## EXERCISE BRIEF
State the number of lines below in which the word "this" appears. Nothing else belongs in the answer.

## RECORDS FOR PROCESSING
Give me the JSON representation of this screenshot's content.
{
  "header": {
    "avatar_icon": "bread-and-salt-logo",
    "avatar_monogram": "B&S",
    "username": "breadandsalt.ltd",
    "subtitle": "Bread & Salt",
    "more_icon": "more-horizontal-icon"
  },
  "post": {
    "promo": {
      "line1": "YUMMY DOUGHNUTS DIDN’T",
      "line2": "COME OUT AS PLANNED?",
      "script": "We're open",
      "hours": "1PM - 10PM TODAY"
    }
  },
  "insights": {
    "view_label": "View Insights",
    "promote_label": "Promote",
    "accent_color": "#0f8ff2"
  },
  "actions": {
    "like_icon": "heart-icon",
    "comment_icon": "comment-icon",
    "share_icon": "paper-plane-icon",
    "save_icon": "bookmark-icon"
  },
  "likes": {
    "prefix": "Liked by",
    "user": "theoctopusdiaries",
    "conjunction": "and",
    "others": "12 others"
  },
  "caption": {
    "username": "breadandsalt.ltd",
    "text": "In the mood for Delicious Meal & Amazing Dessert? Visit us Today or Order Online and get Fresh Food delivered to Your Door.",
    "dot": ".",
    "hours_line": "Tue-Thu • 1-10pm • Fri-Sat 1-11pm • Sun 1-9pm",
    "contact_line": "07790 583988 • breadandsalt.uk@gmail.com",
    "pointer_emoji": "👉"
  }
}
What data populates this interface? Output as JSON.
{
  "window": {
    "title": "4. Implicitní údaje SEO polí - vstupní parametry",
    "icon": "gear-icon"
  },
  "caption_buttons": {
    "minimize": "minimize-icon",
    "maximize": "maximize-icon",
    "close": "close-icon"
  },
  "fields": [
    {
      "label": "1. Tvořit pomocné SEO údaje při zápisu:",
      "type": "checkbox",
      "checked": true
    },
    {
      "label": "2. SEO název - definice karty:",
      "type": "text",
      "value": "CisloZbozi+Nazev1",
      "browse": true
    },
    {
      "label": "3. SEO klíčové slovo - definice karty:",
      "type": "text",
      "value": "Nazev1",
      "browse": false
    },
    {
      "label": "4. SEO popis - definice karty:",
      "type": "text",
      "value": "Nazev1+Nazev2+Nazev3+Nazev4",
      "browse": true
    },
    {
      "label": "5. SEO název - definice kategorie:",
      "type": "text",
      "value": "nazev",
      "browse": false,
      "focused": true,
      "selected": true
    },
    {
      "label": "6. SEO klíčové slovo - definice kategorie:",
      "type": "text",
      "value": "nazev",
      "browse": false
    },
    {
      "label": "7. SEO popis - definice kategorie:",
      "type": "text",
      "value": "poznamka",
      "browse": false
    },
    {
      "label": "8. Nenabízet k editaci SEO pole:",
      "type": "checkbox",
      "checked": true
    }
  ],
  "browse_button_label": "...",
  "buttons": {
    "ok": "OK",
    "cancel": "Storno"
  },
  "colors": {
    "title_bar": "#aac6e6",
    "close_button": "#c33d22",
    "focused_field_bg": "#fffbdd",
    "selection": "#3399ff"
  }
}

## WRITTEN RESPONSE
2